Return the following lines and nothing else: the one holding "Output the text content of this document." and all those after it in the records below, unchanged, minus any pictures.

[Saved entries]
* BEGIN *

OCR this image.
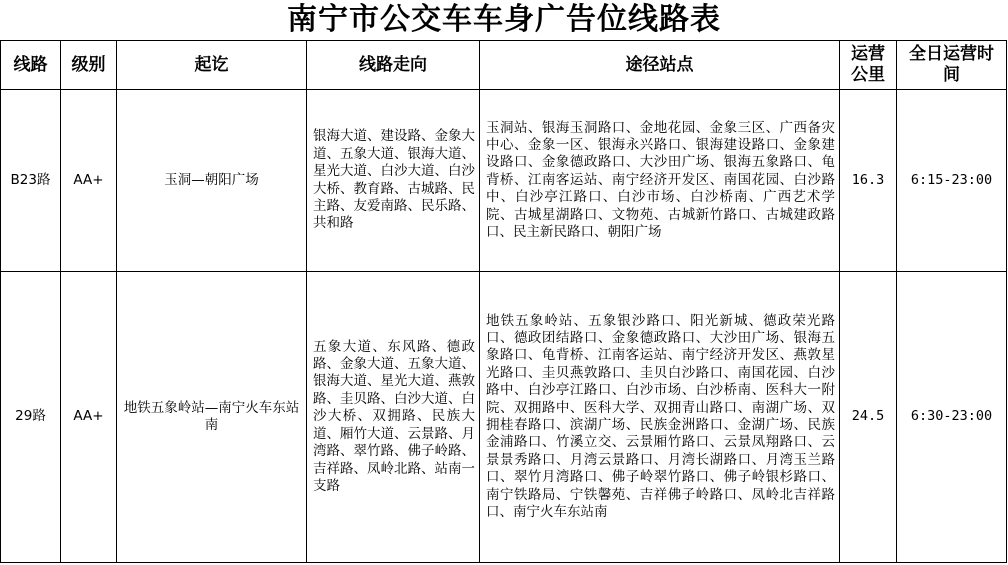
南宁市公交车车身广告位线路表
线路	级别	起讫	线路走向	途径站点	运营公里	全日运营时间

B23路	AA+	玉洞—朝阳广场	银海大道、建设路、金象大道、五象大道、银海大道、星光大道、白沙大道、白沙大桥、教育路、古城路、民主路、友爱南路、民乐路、共和路	玉洞站、银海玉洞路口、金地花园、金象三区、广西备灾中心、金象一区、银海永兴路口、银海建设路口、金象建设路口、金象德政路口、大沙田广场、银海五象路口、龟背桥、江南客运站、南宁经济开发区、南国花园、白沙路中、白沙亭江路口、白沙市场、白沙桥南、广西艺术学院、古城星湖路口、文物苑、古城新竹路口、古城建政路口、民主新民路口、朝阳广场	16.3	6:15-23:00
29路	AA+	地铁五象岭站—南宁火车东站南	五象大道、东风路、德政路、金象大道、五象大道、银海大道、星光大道、燕敦路、圭贝路、白沙大道、白沙大桥、双拥路、民族大道、厢竹大道、云景路、月湾路、翠竹路、佛子岭路、吉祥路、凤岭北路、站南一支路	地铁五象岭站、五象银沙路口、阳光新城、德政荣光路口、德政团结路口、金象德政路口、大沙田广场、银海五象路口、龟背桥、江南客运站、南宁经济开发区、燕敦星光路口、圭贝燕敦路口、圭贝白沙路口、南国花园、白沙路中、白沙亭江路口、白沙市场、白沙桥南、医科大一附院、双拥路中、医科大学、双拥青山路口、南湖广场、双拥桂春路口、滨湖广场、民族金洲路口、金湖广场、民族金浦路口、竹溪立交、云景厢竹路口、云景凤翔路口、云景景秀路口、月湾云景路口、月湾长湖路口、月湾玉兰路口、翠竹月湾路口、佛子岭翠竹路口、佛子岭银杉路口、南宁铁路局、宁铁馨苑、吉祥佛子岭路口、凤岭北吉祥路口、南宁火车东站南	24.5	6:30-23:00
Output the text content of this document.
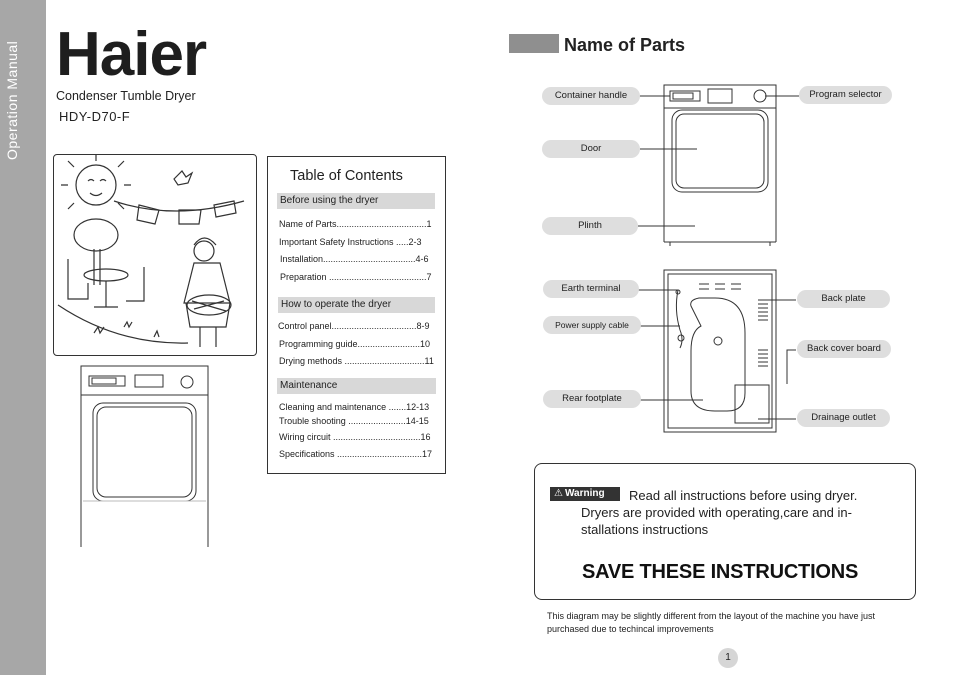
Operation Manual Haier
Condenser Tumble Dryer
HDY-D70-F
Table of Contents
Before using the dryer
Name of Parts....................................1
Important Safety Instructions .....2-3
Installation.....................................4-6
Preparation .......................................7
How to operate the dryer
Control panel..................................8-9
Programming guide.........................10
Drying methods ................................11
Maintenance
Cleaning and maintenance .......12-13
Trouble shooting .......................14-15
Wiring circuit ...................................16
Specifications ..................................17
Name of Parts
Container handle	Program selector
Door
Plinth
Earth terminal
Back plate
Power supply cable
Back cover board
Rear footplate
Drainage outlet
⚠ Warning	Read all instructions before using dryer.
Dryers are provided with operating,care and in-stallations instructions
SAVE THESE INSTRUCTIONS
This diagram may be slightly different from the layout of the machine you have just purchased due to techincal improvements
1
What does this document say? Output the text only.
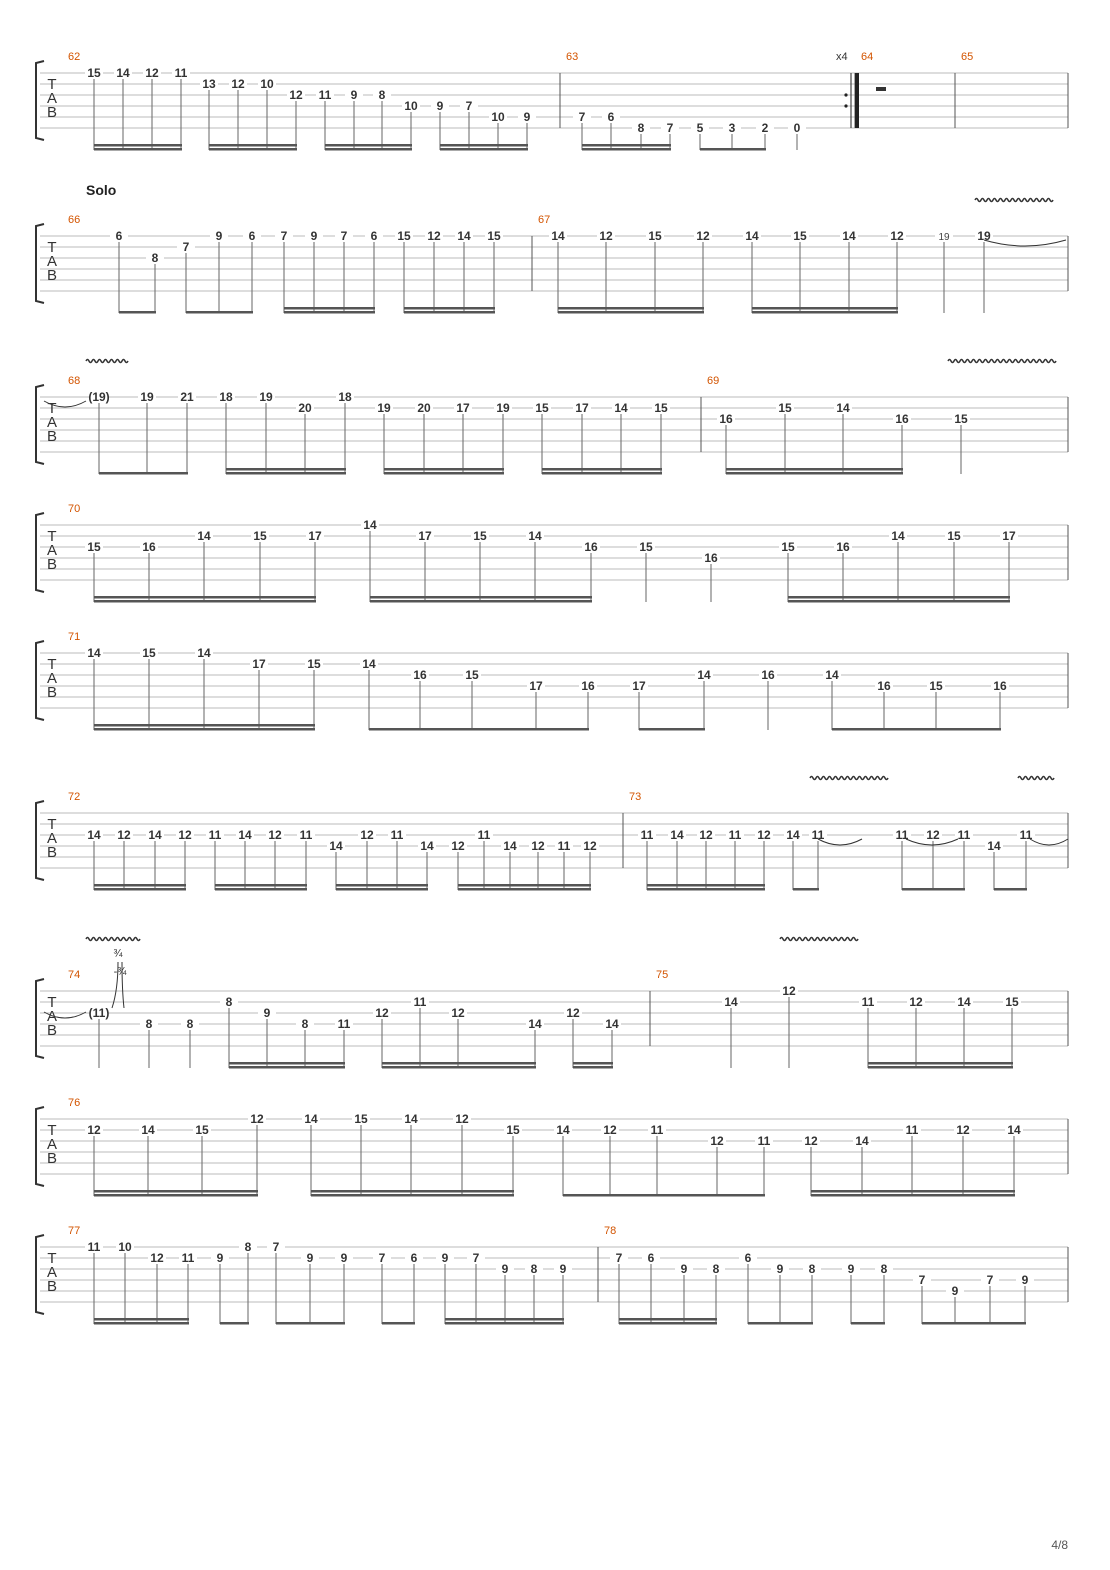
T
A
B
62
15 14 12 11
13 12 10
12 11 9 8
10 9 7
10 9
63
7 6
8 7 5 3 2 0
64	65
T
A
B
66
6
8
7
9 6 7 9 7 6 15 12 14 15
67
14	12	15	12	14	15	14	12	19 19
T
A
B
68
(19)	19 21 18 19
20
18
19 20 17 19 15 17 14 15
69
16
15	14
16	15
T
A
B
70
15	16
14	15	17
14
17	15	14
16	15
16
15	16
14	15	17
T
A
B
71
14	15	14
17	15	14
16	15
17	16	17
14	16	14
16	15	16
T
A
B
72
14 12 14 12 11 14 12 11
14
12 11
14 12
11
14 12 11 12
73
11 14 12 11 12 14 11	11 12 11
14
11
T
A
B
74
(11)
8	8
8
9
8 11
12
11
12
14
12
14
75
14
12
11	12	14	15
T
A
B
76
12	14	15
12	14	15	14	12
15	14	12	11
12	11	12	14
11	12	14
T
A
B
77
11 10
12 11 9
8 7
9 9	7 6 9 7
9 8 9
78
7 6
9 8
6
9 8	9 8
7
9
7 9
x4
Solo
¾
-¾
4/8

* END *

#### [Answer in full]
Output the text content of this document.
Operation Manual Haier
Condenser Tumble Dryer
HDY-D70-F
Table of Contents
Before using the dryer
Name of Parts....................................1
Important Safety Instructions .....2-3
Installation.....................................4-6
Preparation .......................................7
How to operate the dryer
Control panel..................................8-9
Programming guide.........................10
Drying methods ................................11
Maintenance
Cleaning and maintenance .......12-13
Trouble shooting .......................14-15
Wiring circuit ...................................16
Specifications ..................................17
Name of Parts
Container handle	Program selector
Door
Plinth
Earth terminal
Back plate
Power supply cable
Back cover board
Rear footplate
Drainage outlet
⚠ Warning	Read all instructions before using dryer.
Dryers are provided with operating,care and in-stallations instructions
SAVE THESE INSTRUCTIONS
This diagram may be slightly different from the layout of the machine you have just purchased due to techincal improvements
1
What does this document say? Output the text only.
T
A
B
62
15 14 12 11
13 12 10
12 11 9 8
10 9 7
10 9
63
7 6
8 7 5 3 2 0
64	65
T
A
B
66
6
8
7
9 6 7 9 7 6 15 12 14 15
67
14	12	15	12	14	15	14	12	19 19
T
A
B
68
(19)	19 21 18 19
20
18
19 20 17 19 15 17 14 15
69
16
15	14
16	15
T
A
B
70
15	16
14	15	17
14
17	15	14
16	15
16
15	16
14	15	17
T
A
B
71
14	15	14
17	15	14
16	15
17	16	17
14	16	14
16	15	16
T
A
B
72
14 12 14 12 11 14 12 11
14
12 11
14 12
11
14 12 11 12
73
11 14 12 11 12 14 11	11 12 11
14
11
T
A
B
74
(11)
8	8
8
9
8 11
12
11
12
14
12
14
75
14
12
11	12	14	15
T
A
B
76
12	14	15
12	14	15	14	12
15	14	12	11
12	11	12	14
11	12	14
T
A
B
77
11 10
12 11 9
8 7
9 9	7 6 9 7
9 8 9
78
7 6
9 8
6
9 8	9 8
7
9
7 9
x4
Solo
¾
-¾
4/8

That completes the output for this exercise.